Di Pendopo Cendhani, Desa Sendangduwur, anggota Pokdarwis dan perangkat desa dilatih membuat kemasan buatan tangan berbahan ramah lingkungan. Meski beberapa hasil masih perlu penyempurnaan, seluruh peserta mampu menyelesaikan produknya secara mandiri. Tujuannya bukan sekadar memperindah tampilan, tapi memperkuat citra agar lebih menarik di mata pembeli dan wisatawan. Batik kini bukan hanya simbol budaya, melainkan juga gerakan peduli lingkungan.
.Selain pelatihan teknis, peserta juga belajar branding produk-mulai dari logo hingga desain stiker kemasan yang mencerminkan identitas Batik Sendang. Dari sinilah tumbuh semangat baru: tradisi dan inovasi bisa bersatu tanpa saling meniadakan.
“Melalui kemasan ramah lingkungan dan desain merek yang menarik, citranya dapat meningkat dan dikenal lebih luas,” ujar Nur Ilmayasinta, Ketua Tim PKM FKIP Unisla.

* * * * * * *

Salin kata demi kata bagian teks tentang kemasan Batik Sendang, dimulai dari "Di Pendopo Cendhani, Desa" dan terus sampai "PKM FKIP Unisla.". Baris-baris berikut berasal dari sumber yang berbeda.

* * * * * * *

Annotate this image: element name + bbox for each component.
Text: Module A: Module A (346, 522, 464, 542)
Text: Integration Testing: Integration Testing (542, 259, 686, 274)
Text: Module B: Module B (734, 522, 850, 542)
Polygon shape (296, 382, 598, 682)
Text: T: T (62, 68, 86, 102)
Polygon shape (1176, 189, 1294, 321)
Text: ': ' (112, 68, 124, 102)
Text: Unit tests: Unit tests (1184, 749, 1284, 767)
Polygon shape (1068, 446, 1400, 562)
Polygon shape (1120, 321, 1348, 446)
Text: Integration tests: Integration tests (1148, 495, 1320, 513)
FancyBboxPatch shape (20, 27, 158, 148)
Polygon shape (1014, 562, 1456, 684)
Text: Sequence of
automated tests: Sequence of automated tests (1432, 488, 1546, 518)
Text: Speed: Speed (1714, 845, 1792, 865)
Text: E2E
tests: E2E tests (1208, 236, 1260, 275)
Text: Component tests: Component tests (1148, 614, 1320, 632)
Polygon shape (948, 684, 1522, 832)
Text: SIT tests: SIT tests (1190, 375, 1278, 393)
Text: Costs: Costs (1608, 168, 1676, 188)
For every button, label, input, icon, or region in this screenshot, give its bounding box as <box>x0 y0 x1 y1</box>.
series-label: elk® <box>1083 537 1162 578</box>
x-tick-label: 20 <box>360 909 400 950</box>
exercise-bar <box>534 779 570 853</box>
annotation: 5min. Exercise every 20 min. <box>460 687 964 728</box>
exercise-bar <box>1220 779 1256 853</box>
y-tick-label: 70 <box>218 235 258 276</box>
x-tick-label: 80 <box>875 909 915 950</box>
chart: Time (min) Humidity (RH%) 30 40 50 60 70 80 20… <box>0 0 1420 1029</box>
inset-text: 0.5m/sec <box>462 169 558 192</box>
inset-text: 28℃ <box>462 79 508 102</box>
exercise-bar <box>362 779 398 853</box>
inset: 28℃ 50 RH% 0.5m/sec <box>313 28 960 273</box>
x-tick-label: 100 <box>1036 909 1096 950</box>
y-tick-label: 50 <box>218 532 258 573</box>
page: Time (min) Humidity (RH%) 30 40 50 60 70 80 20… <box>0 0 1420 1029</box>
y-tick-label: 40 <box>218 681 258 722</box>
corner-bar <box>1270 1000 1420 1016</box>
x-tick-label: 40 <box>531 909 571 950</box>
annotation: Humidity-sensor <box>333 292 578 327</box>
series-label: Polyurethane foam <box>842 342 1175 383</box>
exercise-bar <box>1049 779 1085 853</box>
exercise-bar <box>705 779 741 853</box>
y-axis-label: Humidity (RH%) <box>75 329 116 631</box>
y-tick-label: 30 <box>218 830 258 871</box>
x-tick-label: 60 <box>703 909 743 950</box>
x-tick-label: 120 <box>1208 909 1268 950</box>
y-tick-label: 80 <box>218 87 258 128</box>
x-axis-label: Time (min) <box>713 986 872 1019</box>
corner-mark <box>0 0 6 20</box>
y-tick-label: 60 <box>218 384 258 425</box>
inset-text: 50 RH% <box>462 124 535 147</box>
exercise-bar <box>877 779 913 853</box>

* * * * * * *

JAWABAN ::
Di Pendopo Cendhani, Desa Sendangduwur, anggota Pokdarwis dan perangkat desa dilatih membuat kemasan buatan tangan berbahan ramah lingkungan. Meski beberapa hasil masih perlu penyempurnaan, seluruh peserta mampu menyelesaikan produknya secara mandiri. Tujuannya bukan sekadar memperindah tampilan, tapi memperkuat citra agar lebih menarik di mata pembeli dan wisatawan. Batik kini bukan hanya simbol budaya, melainkan juga gerakan peduli lingkungan.
.Selain pelatihan teknis, peserta juga belajar branding produk-mulai dari logo hingga desain stiker kemasan yang mencerminkan identitas Batik Sendang. Dari sinilah tumbuh semangat baru: tradisi dan inovasi bisa bersatu tanpa saling meniadakan.
“Melalui kemasan ramah lingkungan dan desain merek yang menarik, citranya dapat meningkat dan dikenal lebih luas,” ujar Nur Ilmayasinta, Ketua Tim PKM FKIP Unisla.